Parameter	Default	Meaning
lr	0.01	Learning rate
decay	0.001	Weight decay

lr and decay must be finite and non-negative. Update inputs are validated as weights.shape == (len(post_spikes), len(pre_spikes)); all weights and spike vectors must be finite. Updates return new arrays and do not mutate the input matrix.

Usage

Python

import numpy as np
from sc_neurocore.contrastive import CSDPRule, SpikeContrastiveLoss

# InfoNCE training
loss_fn = SpikeContrastiveLoss(temperature=0.5)
view_a = np.random.randn(32, 128)  # batch of 32, 128 features
view_b = np.random.randn(32, 128)  # augmented version
loss = loss_fn.compute(view_a, view_b)

# CSDP local learning
csdp = CSDPRule(lr=0.01)
W = np.random.randn(64, 32) * 0.1
real_spikes = np.random.rand(32)
real_activations = np.random.rand(64)
noise_spikes = np.random.rand(32)

Material supplied:

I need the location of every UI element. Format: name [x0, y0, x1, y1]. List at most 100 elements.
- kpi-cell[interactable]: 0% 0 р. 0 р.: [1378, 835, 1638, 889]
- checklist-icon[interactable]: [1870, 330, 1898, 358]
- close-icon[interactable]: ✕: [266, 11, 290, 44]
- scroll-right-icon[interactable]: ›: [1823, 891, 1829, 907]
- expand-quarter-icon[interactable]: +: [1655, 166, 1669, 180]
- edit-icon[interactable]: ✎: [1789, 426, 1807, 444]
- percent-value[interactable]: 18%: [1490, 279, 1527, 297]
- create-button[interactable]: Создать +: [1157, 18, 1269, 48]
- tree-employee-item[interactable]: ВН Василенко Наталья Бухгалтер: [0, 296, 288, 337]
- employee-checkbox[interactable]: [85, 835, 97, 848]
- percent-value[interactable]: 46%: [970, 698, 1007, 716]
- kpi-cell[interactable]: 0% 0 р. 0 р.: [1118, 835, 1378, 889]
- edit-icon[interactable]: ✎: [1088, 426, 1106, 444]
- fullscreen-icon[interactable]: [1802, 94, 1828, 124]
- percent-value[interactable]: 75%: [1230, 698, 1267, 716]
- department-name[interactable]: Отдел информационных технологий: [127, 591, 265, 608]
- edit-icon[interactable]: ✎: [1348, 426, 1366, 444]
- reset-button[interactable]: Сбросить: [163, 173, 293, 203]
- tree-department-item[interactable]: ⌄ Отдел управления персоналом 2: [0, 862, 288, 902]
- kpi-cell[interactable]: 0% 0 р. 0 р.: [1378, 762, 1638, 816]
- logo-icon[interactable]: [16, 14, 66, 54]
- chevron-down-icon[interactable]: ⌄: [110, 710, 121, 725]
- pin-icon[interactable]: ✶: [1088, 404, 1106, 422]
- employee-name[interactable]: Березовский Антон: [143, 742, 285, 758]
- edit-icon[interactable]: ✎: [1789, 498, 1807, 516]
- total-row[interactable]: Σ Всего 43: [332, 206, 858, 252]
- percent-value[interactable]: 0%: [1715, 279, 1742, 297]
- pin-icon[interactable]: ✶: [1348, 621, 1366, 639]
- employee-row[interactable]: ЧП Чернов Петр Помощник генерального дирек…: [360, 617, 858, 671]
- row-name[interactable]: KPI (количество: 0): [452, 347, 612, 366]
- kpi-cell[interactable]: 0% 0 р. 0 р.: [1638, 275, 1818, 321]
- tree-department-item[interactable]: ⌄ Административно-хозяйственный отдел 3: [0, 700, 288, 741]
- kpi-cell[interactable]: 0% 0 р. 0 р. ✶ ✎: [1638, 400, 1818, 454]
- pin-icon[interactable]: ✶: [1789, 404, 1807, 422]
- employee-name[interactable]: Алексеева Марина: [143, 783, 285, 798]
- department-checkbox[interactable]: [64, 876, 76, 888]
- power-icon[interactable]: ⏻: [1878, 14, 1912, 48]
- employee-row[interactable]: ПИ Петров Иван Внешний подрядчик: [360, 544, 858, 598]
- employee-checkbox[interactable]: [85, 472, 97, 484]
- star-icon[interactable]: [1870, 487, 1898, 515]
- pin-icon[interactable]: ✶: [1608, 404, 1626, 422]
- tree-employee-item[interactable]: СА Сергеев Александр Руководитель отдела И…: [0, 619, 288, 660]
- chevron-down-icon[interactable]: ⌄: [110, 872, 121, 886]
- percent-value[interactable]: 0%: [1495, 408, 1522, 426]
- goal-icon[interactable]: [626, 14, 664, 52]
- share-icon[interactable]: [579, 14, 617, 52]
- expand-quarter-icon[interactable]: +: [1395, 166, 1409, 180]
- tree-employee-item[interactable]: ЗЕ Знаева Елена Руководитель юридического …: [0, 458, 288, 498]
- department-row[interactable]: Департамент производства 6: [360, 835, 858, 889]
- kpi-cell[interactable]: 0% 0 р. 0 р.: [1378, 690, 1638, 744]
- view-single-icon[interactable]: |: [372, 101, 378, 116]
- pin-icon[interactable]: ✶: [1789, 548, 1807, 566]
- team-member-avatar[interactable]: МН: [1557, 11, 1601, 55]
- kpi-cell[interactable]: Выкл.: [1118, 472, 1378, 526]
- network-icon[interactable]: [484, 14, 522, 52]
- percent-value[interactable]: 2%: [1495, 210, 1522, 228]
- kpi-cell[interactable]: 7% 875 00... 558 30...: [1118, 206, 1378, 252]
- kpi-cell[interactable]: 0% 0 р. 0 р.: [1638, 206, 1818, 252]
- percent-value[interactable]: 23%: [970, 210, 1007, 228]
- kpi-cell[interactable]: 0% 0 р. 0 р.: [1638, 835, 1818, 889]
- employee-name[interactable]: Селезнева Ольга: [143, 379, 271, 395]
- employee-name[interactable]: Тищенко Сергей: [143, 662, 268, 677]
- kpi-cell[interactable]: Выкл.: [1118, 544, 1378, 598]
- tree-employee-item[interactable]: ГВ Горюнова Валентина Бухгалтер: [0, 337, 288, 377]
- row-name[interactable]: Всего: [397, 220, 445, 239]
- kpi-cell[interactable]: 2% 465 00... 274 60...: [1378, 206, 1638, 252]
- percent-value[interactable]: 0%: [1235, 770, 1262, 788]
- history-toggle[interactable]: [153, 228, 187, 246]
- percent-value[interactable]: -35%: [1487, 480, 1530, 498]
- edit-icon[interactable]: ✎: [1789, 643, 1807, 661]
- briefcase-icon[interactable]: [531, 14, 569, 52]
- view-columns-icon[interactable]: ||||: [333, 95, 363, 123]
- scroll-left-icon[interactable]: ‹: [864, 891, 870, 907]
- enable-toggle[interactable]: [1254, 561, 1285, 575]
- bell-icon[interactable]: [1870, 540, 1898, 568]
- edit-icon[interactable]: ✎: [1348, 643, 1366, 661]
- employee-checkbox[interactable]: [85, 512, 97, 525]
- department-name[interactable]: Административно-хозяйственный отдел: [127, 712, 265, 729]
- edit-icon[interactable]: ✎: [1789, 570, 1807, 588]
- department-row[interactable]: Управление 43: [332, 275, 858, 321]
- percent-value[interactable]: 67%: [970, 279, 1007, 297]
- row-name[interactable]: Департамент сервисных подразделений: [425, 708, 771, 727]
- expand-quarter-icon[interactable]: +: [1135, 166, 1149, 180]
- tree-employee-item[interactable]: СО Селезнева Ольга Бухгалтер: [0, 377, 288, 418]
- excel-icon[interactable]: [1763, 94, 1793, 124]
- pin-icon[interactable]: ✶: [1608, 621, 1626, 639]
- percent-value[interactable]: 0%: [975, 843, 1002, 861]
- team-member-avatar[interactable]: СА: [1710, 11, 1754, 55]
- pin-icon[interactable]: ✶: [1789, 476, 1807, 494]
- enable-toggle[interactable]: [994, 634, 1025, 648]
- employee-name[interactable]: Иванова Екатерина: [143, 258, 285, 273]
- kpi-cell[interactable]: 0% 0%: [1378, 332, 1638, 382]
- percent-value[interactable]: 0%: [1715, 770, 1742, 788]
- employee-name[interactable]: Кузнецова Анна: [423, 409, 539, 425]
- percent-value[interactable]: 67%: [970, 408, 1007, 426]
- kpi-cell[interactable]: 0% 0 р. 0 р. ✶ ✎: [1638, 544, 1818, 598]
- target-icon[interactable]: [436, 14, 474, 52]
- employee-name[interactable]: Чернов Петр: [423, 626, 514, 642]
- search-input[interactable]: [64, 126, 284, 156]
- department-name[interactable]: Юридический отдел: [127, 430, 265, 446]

Set problem A: Decide whether each statement below agrees with the contrastive learning documentation, answering yes or no and quoting the deciding words of the documentation: (i) the learning rate may be negative; (ii) updates change the input matrix in place; (iii) the InfoNCE example sets the temperature to 0.5.
Set problem B: Quote the contrastive learning documentation between "import numpy as" and "real_activations = np.random.rand(64)", inclusive.

Response A:
(i) No: "lr and decay must be finite and non-negative."
(ii) No: "Updates return new arrays and do not mutate the input matrix."
(iii) Yes: "loss_fn = SpikeContrastiveLoss(temperature=0.5)"

Response B:
import numpy as np
from sc_neurocore.contrastive import CSDPRule, SpikeContrastiveLoss

# InfoNCE training
loss_fn = SpikeContrastiveLoss(temperature=0.5)
view_a = np.random.randn(32, 128)  # batch of 32, 128 features
view_b = np.random.randn(32, 128)  # augmented version
loss = loss_fn.compute(view_a, view_b)

# CSDP local learning
csdp = CSDPRule(lr=0.01)
W = np.random.randn(64, 32) * 0.1
real_spikes = np.random.rand(32)
real_activations = np.random.rand(64)